● Extracts from a graphics dataset:
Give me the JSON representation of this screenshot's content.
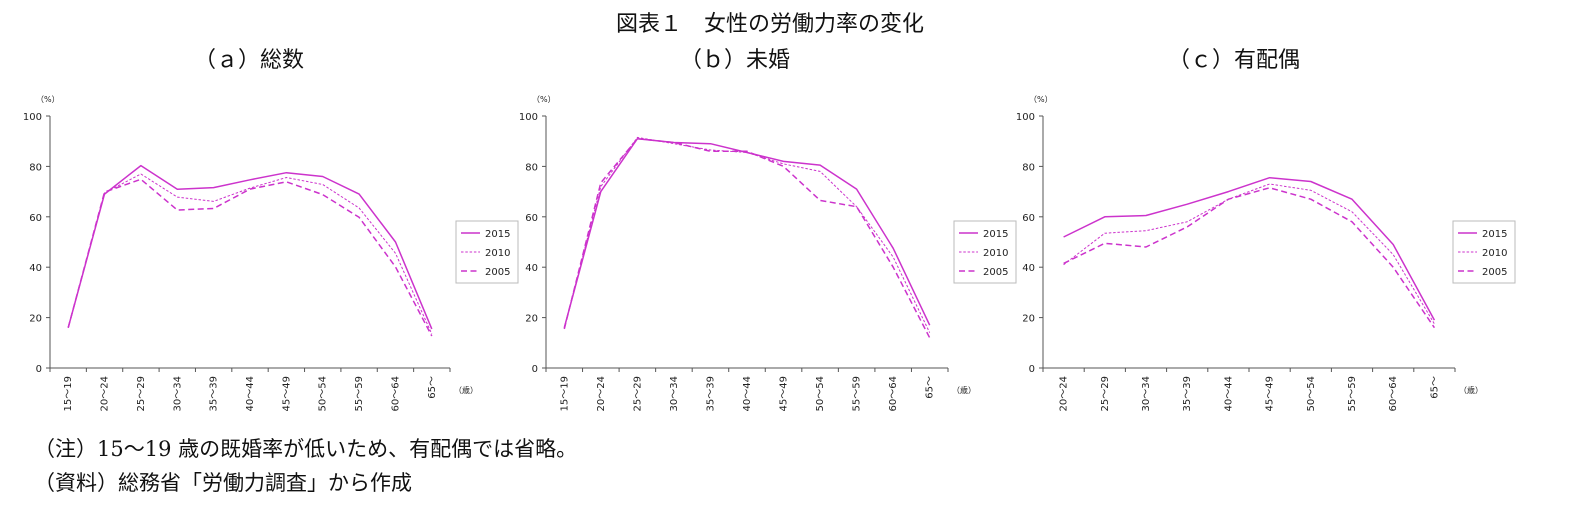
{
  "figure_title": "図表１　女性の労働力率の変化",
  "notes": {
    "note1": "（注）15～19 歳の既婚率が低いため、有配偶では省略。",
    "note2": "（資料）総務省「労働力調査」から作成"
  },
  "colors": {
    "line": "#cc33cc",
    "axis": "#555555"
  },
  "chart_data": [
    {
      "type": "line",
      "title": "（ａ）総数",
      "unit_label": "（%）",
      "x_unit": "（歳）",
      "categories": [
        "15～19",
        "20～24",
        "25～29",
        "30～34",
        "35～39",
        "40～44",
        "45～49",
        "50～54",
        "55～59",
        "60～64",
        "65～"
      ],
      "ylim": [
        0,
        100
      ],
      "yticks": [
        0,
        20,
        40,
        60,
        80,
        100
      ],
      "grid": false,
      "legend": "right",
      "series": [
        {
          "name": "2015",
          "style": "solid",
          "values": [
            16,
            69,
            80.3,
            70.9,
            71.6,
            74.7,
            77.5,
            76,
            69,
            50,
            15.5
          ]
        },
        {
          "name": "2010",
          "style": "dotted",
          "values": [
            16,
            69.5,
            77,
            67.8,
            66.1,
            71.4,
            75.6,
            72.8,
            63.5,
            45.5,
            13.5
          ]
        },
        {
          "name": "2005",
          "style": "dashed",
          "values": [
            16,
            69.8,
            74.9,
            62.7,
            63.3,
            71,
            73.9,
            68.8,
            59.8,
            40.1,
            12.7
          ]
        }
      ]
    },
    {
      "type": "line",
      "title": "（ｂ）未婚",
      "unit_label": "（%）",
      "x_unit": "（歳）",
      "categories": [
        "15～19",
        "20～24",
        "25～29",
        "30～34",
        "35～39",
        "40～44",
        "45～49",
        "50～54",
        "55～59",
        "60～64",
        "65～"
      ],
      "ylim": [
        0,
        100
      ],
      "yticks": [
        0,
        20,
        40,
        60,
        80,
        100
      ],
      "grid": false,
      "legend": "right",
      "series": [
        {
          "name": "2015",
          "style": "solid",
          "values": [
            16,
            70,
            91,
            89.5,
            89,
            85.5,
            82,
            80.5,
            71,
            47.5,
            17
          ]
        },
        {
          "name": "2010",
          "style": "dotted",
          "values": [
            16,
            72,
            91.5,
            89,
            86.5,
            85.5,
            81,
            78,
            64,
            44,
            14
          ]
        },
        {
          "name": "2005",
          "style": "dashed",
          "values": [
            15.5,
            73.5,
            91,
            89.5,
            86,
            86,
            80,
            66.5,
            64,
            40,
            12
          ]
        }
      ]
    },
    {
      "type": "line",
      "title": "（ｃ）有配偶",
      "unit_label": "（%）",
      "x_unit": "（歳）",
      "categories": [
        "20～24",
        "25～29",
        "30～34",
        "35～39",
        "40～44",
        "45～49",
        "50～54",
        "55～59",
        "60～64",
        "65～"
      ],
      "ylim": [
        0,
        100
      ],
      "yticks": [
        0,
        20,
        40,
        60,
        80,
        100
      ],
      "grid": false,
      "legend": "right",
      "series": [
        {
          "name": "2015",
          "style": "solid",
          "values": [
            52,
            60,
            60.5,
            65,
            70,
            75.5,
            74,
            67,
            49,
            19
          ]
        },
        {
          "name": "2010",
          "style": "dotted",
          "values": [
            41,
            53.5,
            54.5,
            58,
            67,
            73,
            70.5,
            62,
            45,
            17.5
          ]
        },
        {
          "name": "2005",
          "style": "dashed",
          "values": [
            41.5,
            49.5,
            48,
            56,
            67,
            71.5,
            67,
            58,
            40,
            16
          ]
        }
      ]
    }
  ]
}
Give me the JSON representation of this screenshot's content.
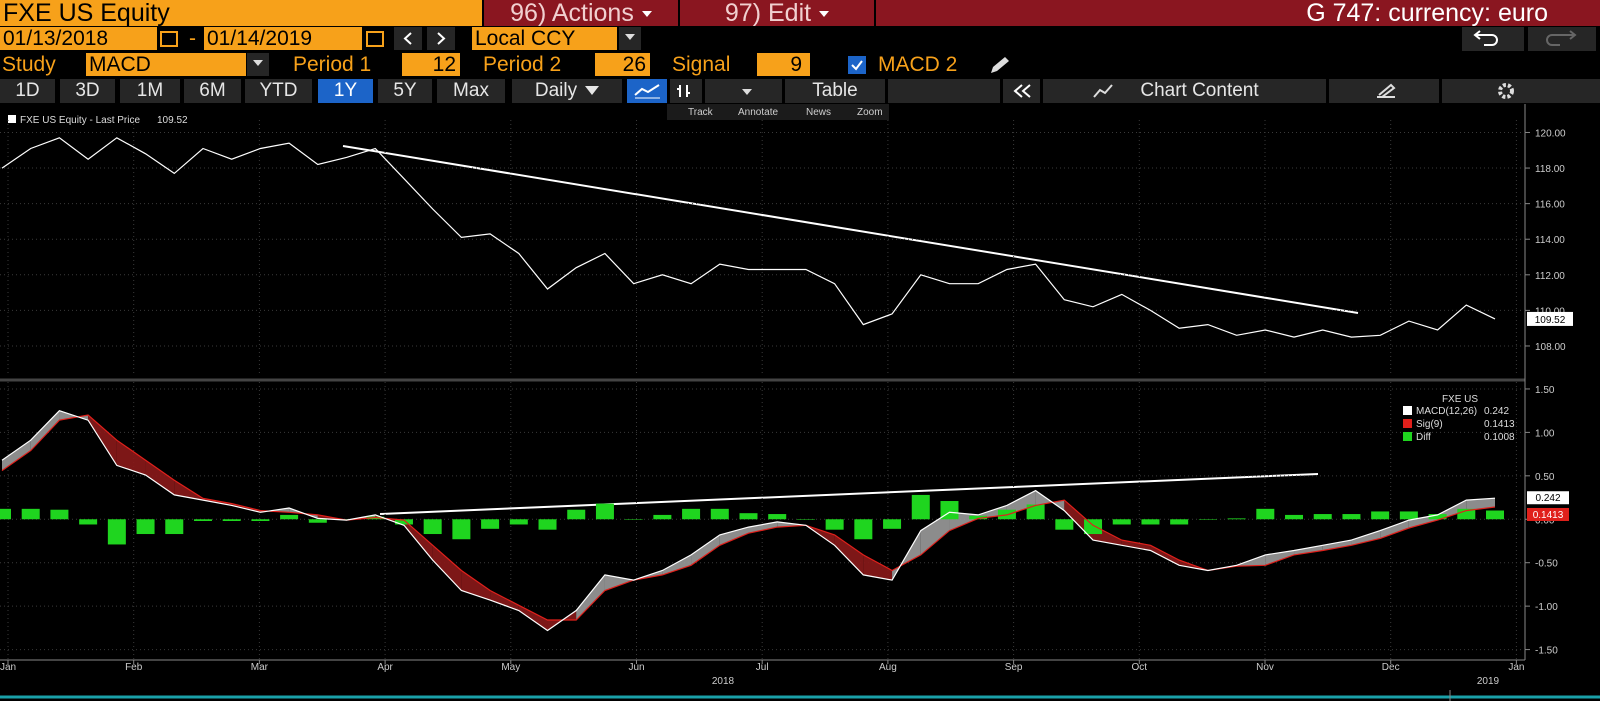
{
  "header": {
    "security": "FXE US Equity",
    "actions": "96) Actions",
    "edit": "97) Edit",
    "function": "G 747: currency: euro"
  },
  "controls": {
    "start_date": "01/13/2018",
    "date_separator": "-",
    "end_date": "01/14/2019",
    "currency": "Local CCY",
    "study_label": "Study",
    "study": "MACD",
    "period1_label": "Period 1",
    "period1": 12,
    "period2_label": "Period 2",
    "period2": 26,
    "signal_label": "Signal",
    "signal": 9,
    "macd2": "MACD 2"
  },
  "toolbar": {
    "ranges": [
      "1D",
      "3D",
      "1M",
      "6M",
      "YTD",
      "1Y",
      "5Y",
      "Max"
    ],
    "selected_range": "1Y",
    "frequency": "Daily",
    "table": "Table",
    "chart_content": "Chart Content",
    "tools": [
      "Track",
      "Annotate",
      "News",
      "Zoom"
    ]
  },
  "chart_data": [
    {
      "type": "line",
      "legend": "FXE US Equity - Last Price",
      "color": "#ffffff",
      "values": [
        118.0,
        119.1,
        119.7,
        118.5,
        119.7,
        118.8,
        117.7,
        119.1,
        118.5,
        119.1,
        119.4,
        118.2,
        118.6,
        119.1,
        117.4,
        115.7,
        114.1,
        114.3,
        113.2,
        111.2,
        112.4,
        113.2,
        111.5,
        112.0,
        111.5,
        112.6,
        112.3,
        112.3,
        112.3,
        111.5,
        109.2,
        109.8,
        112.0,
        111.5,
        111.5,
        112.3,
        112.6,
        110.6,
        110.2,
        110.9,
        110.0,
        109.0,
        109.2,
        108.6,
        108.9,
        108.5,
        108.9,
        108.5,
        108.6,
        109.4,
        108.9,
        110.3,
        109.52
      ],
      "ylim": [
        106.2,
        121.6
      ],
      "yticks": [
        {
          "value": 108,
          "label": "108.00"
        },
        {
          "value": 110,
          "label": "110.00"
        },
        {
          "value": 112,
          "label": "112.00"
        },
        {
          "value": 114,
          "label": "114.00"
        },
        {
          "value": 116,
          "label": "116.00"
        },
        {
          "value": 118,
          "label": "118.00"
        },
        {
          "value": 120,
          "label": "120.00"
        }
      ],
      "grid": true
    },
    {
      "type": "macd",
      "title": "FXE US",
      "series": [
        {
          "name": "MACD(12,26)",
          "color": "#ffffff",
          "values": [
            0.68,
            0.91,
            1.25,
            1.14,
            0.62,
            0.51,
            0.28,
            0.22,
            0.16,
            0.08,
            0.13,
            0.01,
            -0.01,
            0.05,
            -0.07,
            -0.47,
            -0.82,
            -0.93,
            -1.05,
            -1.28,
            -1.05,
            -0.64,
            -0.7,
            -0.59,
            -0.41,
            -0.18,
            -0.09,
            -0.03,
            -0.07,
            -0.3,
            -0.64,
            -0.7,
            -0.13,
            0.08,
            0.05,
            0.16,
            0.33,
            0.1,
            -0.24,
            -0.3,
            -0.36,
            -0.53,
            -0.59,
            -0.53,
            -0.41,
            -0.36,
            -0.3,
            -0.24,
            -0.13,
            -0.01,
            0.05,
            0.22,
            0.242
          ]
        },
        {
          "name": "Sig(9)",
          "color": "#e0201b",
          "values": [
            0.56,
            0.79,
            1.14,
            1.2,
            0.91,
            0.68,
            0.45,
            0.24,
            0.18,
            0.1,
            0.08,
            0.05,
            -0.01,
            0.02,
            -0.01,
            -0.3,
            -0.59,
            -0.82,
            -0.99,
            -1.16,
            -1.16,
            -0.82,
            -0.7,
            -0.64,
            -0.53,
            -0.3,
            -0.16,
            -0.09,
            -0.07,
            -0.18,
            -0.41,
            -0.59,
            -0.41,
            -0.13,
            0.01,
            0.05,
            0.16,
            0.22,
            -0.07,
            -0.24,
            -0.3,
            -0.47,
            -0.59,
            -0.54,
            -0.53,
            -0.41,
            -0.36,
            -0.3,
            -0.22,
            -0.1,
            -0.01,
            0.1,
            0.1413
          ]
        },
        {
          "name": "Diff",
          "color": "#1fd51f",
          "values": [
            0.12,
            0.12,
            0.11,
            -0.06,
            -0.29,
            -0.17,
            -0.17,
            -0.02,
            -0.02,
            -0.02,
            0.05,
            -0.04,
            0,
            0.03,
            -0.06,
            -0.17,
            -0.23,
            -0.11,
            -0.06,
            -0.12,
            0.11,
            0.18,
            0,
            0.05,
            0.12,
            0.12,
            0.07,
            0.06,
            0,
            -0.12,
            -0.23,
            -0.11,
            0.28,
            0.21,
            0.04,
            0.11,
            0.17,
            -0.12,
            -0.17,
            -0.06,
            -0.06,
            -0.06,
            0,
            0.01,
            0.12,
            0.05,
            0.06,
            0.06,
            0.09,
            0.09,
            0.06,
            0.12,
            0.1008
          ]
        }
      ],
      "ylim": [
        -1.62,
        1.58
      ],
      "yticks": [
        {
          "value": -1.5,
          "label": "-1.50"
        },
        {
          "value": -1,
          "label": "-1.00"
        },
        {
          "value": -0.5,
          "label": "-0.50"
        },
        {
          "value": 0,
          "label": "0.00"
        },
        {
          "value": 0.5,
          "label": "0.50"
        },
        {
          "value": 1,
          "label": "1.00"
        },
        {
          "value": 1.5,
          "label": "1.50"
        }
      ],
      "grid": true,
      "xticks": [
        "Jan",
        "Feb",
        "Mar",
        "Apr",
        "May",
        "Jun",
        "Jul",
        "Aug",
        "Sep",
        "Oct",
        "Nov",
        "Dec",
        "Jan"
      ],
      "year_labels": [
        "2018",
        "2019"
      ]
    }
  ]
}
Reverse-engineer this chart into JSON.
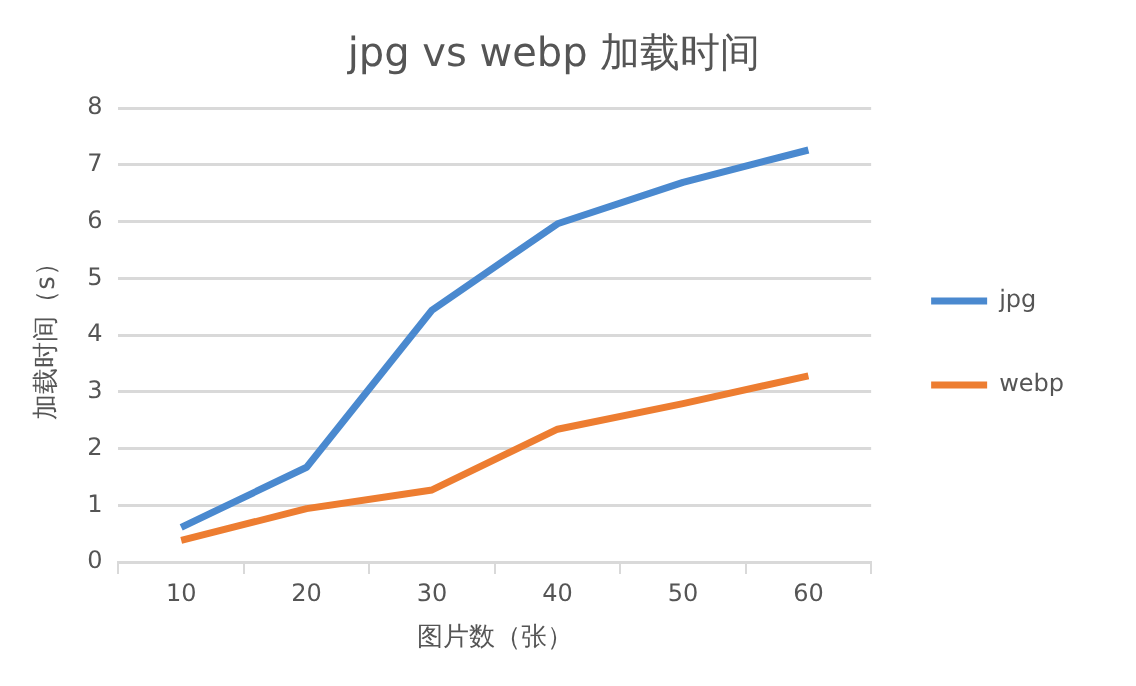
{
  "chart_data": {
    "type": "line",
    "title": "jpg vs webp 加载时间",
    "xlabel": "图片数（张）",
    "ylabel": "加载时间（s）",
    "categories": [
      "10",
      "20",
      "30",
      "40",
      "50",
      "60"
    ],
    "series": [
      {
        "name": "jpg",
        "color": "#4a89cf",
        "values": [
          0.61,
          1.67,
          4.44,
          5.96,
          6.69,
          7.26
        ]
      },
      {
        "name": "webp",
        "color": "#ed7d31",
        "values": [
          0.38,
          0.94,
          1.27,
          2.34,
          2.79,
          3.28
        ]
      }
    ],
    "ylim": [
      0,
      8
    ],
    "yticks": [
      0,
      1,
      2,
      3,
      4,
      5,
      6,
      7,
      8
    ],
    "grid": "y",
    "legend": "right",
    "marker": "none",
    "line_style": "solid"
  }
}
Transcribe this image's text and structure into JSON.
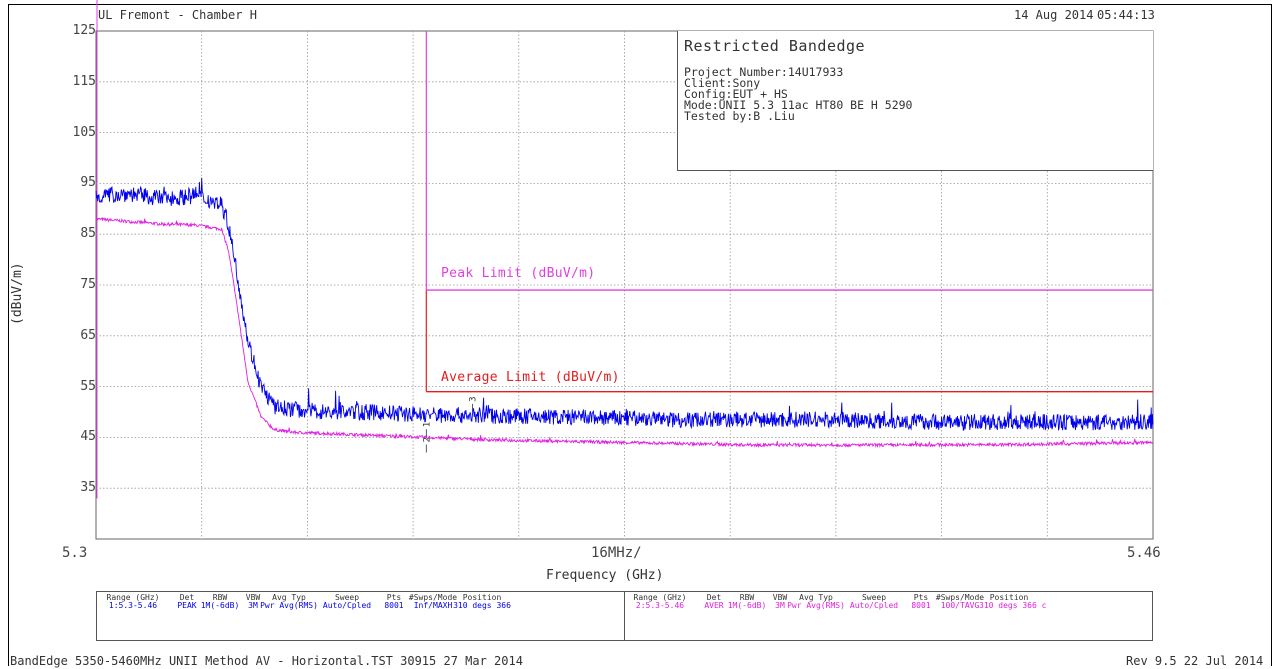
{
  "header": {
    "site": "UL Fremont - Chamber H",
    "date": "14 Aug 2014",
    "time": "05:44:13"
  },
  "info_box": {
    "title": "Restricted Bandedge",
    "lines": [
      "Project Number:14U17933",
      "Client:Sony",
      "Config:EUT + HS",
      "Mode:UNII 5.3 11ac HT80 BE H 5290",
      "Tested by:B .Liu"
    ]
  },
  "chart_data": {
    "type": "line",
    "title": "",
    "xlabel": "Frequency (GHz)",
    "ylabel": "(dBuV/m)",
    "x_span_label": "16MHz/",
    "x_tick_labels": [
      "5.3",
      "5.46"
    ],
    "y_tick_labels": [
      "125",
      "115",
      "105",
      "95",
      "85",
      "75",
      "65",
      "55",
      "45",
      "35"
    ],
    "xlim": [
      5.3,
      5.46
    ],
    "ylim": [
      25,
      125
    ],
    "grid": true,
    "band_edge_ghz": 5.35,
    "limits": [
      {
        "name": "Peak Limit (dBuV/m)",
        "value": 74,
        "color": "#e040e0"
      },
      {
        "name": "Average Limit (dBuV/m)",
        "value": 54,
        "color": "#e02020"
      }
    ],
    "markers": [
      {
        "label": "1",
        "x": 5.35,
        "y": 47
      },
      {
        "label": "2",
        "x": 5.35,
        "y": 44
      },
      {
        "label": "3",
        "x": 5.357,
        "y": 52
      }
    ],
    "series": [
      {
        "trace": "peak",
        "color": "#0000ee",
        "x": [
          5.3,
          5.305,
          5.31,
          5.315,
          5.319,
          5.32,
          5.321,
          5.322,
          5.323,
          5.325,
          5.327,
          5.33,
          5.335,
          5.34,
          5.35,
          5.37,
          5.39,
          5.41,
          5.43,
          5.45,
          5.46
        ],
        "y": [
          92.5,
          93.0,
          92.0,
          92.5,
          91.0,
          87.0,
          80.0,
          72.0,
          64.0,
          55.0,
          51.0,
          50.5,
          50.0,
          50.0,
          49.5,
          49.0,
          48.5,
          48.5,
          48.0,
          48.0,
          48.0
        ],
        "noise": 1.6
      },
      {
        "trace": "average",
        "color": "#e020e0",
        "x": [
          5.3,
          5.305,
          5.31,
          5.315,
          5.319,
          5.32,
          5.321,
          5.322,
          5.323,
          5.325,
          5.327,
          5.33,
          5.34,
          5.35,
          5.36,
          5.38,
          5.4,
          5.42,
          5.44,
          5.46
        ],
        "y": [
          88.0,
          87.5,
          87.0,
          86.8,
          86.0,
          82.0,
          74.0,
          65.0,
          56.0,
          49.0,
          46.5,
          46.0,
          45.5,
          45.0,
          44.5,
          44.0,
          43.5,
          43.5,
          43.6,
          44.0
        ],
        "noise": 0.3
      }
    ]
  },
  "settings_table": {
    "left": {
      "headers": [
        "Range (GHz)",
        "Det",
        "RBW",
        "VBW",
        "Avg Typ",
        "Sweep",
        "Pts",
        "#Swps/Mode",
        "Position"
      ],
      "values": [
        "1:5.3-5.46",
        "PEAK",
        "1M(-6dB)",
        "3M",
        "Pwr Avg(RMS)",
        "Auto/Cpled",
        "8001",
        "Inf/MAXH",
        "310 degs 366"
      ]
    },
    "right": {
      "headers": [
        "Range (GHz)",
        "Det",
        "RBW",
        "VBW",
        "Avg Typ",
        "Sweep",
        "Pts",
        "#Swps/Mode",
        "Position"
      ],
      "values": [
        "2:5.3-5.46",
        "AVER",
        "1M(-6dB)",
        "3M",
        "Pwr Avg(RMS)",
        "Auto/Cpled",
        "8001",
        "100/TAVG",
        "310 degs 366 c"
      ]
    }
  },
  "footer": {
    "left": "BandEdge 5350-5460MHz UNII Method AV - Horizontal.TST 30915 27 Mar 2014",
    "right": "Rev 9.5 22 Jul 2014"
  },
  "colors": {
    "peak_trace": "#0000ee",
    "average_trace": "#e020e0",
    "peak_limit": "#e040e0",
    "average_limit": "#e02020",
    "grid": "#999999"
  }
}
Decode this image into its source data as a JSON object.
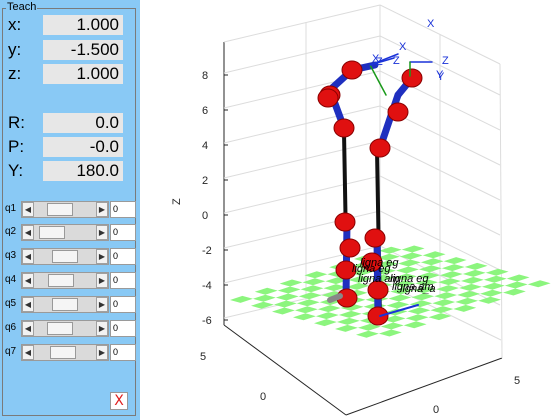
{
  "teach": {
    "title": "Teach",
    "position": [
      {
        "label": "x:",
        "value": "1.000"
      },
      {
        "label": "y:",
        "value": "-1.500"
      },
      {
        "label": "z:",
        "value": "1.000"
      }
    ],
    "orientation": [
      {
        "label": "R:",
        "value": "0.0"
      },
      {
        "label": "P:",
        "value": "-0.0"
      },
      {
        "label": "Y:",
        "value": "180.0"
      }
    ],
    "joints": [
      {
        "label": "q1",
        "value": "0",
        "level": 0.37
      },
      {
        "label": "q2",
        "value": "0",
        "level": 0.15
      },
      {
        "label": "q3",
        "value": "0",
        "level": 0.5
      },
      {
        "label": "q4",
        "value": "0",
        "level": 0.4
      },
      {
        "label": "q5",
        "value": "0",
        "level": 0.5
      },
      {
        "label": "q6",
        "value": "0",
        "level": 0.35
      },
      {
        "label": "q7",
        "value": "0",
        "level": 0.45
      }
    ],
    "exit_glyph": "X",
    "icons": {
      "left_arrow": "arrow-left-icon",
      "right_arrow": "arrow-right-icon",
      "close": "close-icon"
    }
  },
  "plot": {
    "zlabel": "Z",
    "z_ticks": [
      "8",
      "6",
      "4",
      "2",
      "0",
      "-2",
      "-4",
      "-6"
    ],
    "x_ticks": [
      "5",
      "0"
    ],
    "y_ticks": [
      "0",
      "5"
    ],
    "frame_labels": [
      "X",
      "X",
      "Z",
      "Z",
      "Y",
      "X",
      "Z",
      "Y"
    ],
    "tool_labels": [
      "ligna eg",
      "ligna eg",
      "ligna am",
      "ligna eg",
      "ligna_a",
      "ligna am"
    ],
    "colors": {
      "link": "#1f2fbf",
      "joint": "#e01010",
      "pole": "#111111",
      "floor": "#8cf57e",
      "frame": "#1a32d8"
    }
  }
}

● EXERCISE INSTRUCTIONS:
Track down every line holding the string "image" and copy it.

● ANSWER TO THE PROBLEM:
Transcribe this image's text and structure into JSON.
Decode this image into its source data as a JSON object.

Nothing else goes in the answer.